** begin Selected text **
Start counting fish every day. One death could be 'natural causes' such as death in childbirth and the chewing happened after. The second death proves you have a problem.


----------



## platies pwn (Nov 29, 2010)

it was a male in my 55 gallon


----------



## xFishAreFriends (Jan 27, 2011)

platies pwn said:


> i walked by my tank when i noticed i had a chewed up dead platy.what happened?



Oh no, Andrew! :[ 
I'm sorry! 
It's never easy losing a fish.


----------



## e048 (Dec 23, 2010)

Do a water change, also what bottomfeeders/scavengers do you have?


----------



## konstargirl (Dec 2, 2009)

platies pwn said:


> i walked by my tank when i noticed i had a chewed up dead platy.what happened?


I'm sorry to hear that.


----------



## hifinpanda (Feb 15, 2011)
** end Selected text **
** begin Dataset content **
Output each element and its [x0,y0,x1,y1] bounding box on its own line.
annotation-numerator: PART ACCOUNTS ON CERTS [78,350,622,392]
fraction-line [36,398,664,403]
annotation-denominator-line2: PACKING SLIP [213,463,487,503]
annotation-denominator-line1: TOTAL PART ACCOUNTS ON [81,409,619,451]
** end Dataset content **
• [Requirements]
**a)** List every username that heads a post in the dead platy thread, in the order they appear.
**b)** Carry on the dead platy thread from the point where it ends.

• [Responses to the tasks]
**a)**
platies pwn
xFishAreFriends
e048
konstargirl
hifinpanda

**b)**
was this maybe the same platy that had the babies. no fish that ive had that has had babies has lived  ive learned that salt helps though. they get stressed. also when i buy my fish i wait about four days till they fisrt arrive so that i get the stronger ones. they have a better chance of making it. like a survival of the fittest. i had a lotta trouble but since i followed that rule ive had a great established tank for about 4 months or so with still perfect water and happy fish! happy fat fish at that! you should but about one table spoon of aquarium salt per five gallons with water changes too.


----------



## platies pwn (Nov 29, 2010)

the platy was a male so it couldnt have had babies(correct me if im wrong) and the platy came with the tank already established


----------



## julem35 (Dec 22, 2010)

If it had a "hump" on its mid-lower back, then it was an old fish that your other tank-mates thought "MEAL!" Sorry about your loss!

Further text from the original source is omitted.